§ **Work to complete**
Find each line with "once" and copy it.

Collected data:
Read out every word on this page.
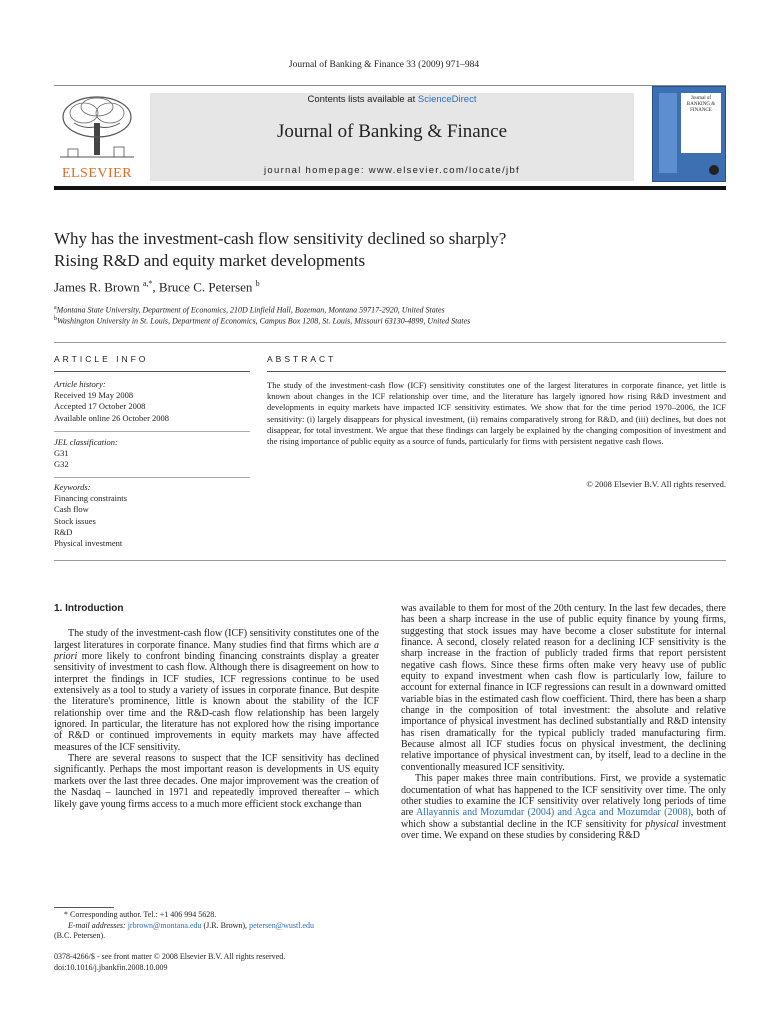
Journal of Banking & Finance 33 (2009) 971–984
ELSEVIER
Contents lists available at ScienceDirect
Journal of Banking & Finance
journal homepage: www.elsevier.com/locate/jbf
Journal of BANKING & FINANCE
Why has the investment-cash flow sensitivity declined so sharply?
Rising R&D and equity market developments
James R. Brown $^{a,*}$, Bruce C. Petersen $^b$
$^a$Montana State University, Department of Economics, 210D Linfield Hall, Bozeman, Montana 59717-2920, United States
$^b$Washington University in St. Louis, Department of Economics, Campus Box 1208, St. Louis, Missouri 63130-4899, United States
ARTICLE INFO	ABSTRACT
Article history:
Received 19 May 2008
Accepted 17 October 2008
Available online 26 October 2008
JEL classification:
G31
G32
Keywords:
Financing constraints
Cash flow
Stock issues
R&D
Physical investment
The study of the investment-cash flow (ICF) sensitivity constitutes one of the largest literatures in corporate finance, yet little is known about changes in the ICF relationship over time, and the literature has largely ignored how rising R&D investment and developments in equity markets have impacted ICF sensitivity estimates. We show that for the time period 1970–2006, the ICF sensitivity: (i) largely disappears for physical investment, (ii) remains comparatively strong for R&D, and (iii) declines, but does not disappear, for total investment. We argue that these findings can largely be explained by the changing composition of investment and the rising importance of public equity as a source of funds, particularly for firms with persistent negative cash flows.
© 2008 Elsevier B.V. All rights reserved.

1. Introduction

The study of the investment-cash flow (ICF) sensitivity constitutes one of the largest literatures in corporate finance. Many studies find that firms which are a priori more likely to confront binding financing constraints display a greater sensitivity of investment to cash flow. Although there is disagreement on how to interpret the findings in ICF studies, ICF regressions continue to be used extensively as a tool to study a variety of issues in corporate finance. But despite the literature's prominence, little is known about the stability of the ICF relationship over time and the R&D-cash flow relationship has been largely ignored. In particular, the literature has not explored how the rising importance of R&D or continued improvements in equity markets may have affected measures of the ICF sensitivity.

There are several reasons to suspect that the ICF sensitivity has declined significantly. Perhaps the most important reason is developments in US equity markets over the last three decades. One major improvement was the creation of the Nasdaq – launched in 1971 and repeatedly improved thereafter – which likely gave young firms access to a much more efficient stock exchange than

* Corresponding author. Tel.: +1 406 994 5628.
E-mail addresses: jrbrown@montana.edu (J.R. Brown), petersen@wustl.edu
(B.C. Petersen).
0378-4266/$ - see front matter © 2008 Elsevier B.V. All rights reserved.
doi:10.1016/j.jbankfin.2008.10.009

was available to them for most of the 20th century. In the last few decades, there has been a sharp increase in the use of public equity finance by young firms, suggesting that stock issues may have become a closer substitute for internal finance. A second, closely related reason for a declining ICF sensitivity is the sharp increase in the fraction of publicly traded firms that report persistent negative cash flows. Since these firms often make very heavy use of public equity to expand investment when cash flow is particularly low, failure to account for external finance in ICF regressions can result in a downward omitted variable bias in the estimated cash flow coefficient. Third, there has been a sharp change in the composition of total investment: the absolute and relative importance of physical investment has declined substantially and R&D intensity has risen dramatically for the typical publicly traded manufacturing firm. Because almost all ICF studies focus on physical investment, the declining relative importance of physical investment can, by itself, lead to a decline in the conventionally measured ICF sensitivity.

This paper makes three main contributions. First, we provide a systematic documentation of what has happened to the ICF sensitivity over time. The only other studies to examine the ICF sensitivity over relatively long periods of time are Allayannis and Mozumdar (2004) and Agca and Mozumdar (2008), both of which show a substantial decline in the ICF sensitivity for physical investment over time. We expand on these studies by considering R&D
---
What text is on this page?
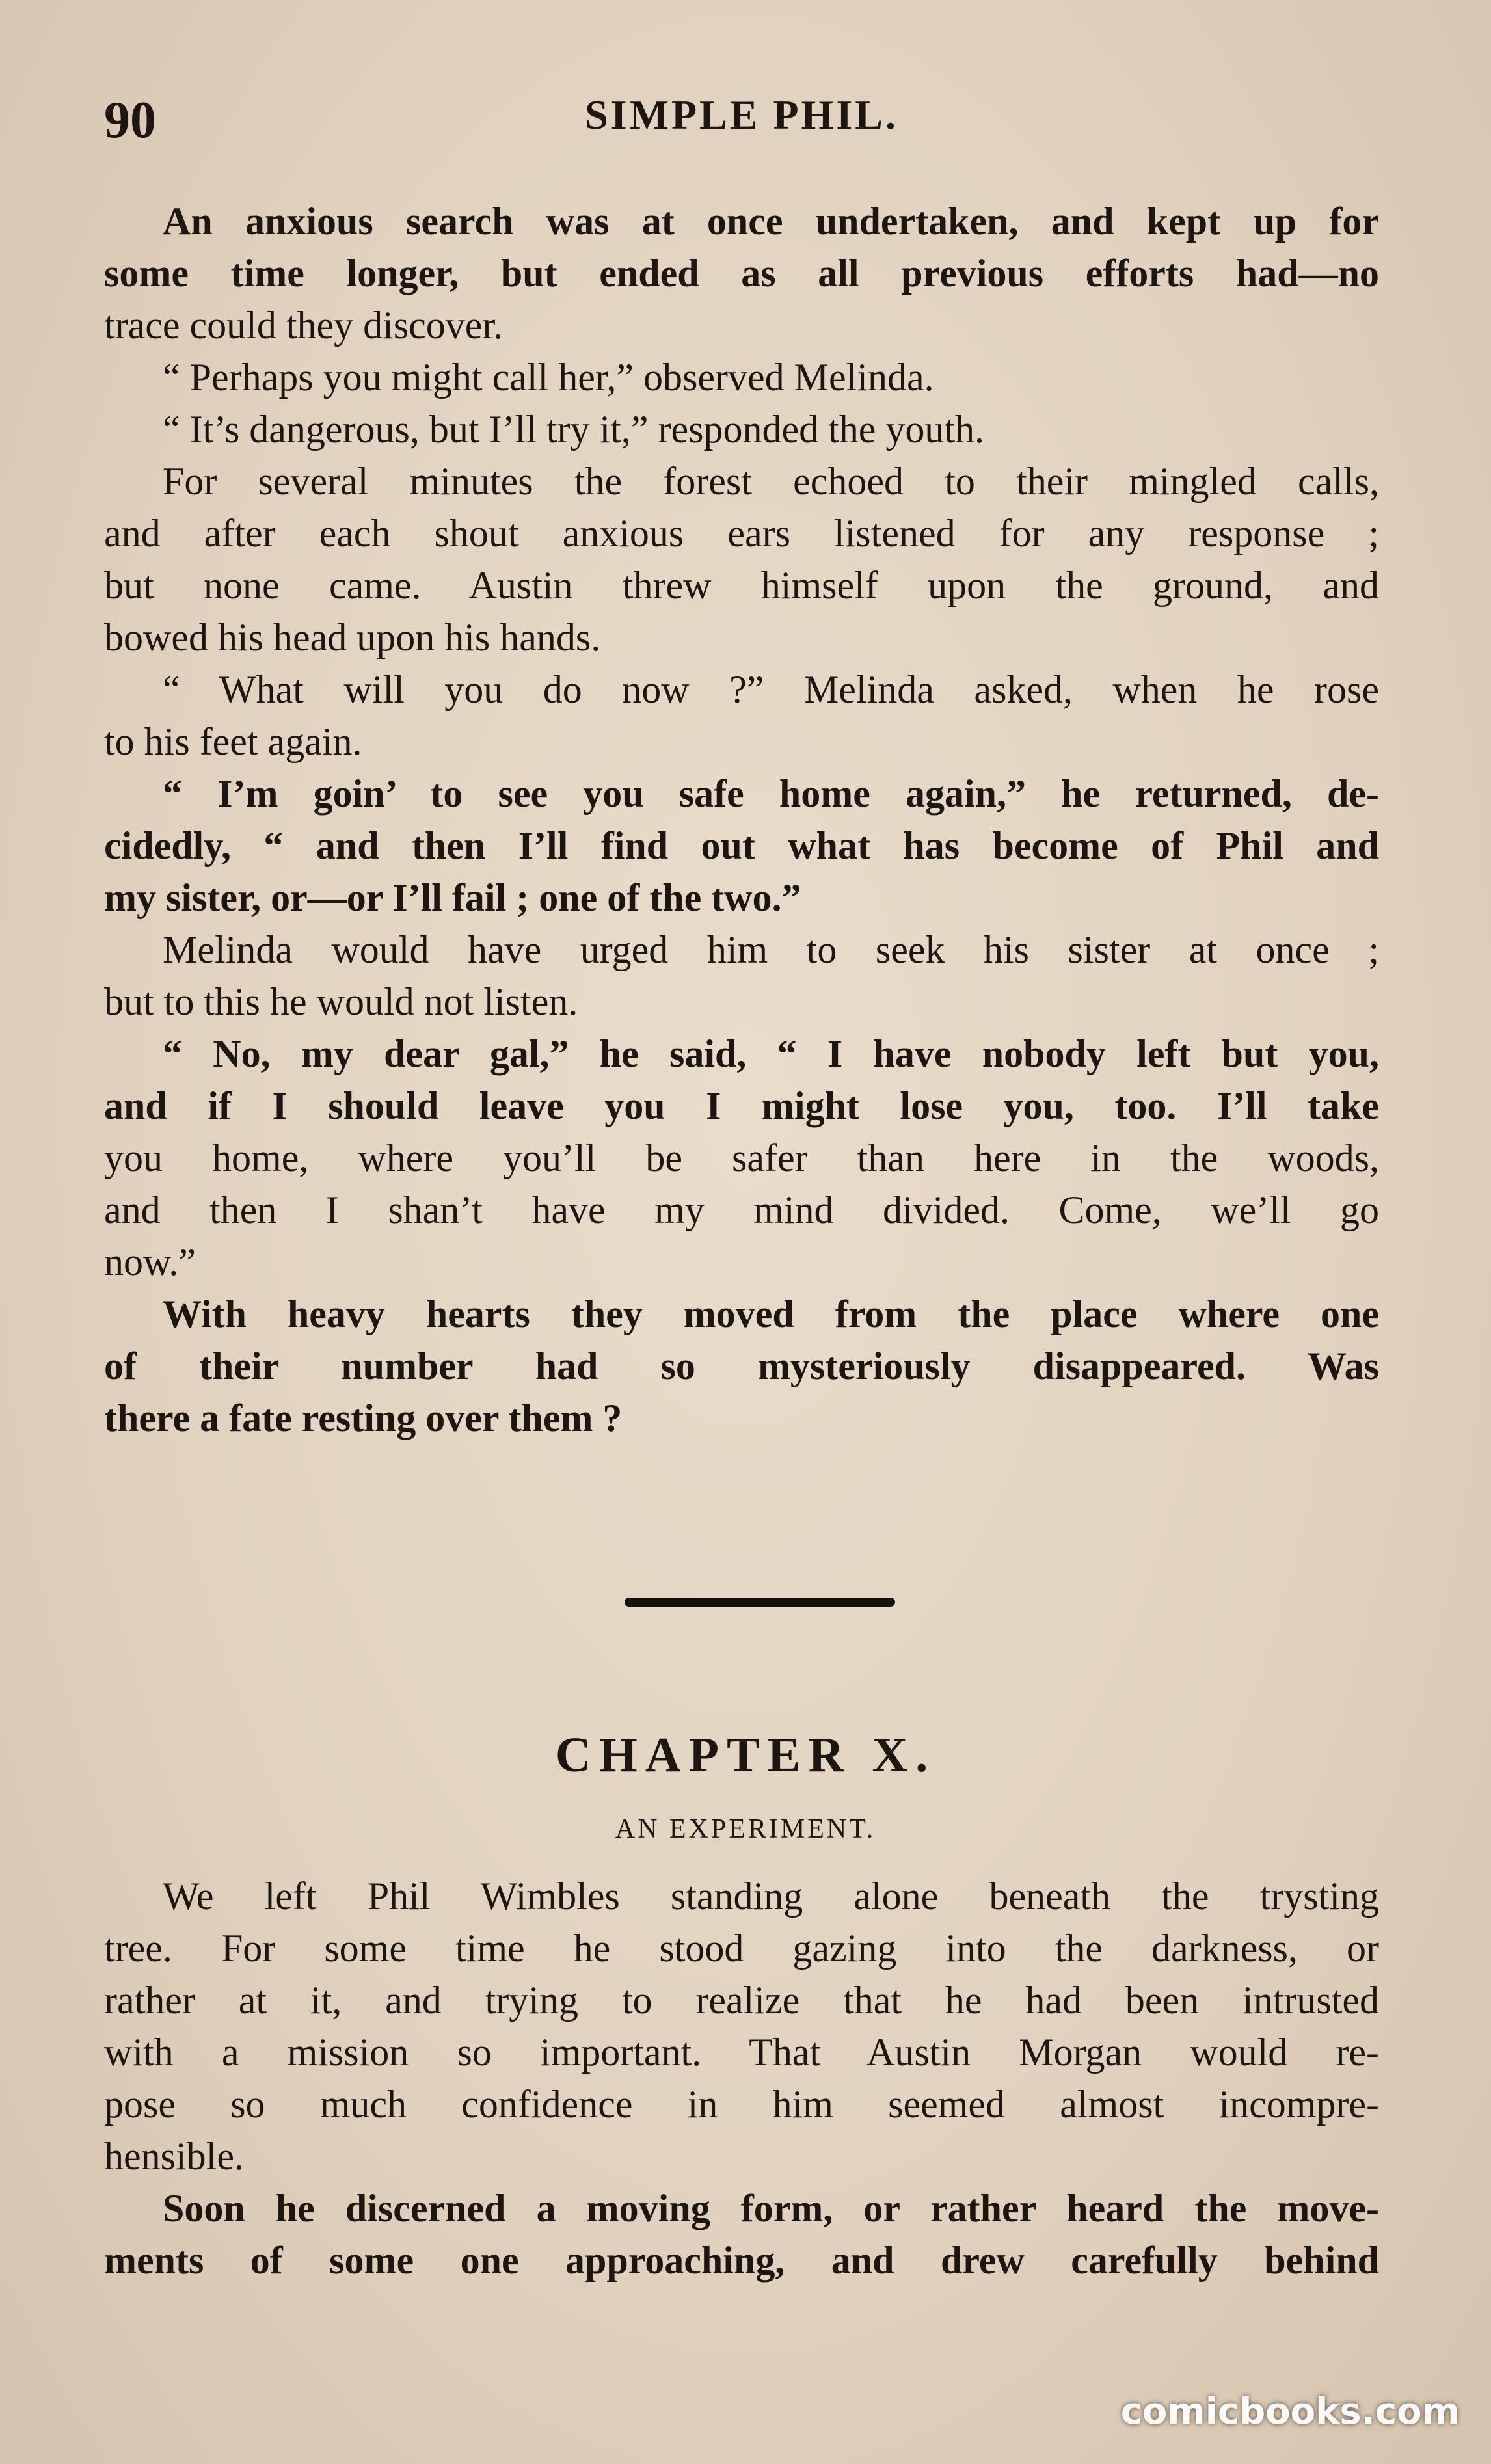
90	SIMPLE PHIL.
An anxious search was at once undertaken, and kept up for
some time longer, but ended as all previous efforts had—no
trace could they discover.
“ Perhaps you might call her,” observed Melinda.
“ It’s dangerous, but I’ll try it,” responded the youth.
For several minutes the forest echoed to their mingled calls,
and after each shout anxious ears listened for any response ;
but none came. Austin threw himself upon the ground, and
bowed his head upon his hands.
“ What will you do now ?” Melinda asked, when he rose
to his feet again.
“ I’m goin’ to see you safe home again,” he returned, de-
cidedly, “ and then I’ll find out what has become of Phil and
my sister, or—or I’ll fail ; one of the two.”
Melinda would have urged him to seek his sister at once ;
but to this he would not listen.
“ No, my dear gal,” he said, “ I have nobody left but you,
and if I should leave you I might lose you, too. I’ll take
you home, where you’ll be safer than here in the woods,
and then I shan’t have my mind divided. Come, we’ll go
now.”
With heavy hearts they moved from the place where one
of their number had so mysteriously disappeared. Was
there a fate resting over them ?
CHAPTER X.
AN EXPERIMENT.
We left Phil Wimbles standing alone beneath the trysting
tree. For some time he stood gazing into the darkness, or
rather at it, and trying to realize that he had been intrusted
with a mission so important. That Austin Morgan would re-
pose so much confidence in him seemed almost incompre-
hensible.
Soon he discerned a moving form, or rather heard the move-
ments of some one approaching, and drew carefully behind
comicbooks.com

§ **Right answer**
An anxious search was at once undertaken, and kept up for
Melinda would have urged him to seek his sister at once ;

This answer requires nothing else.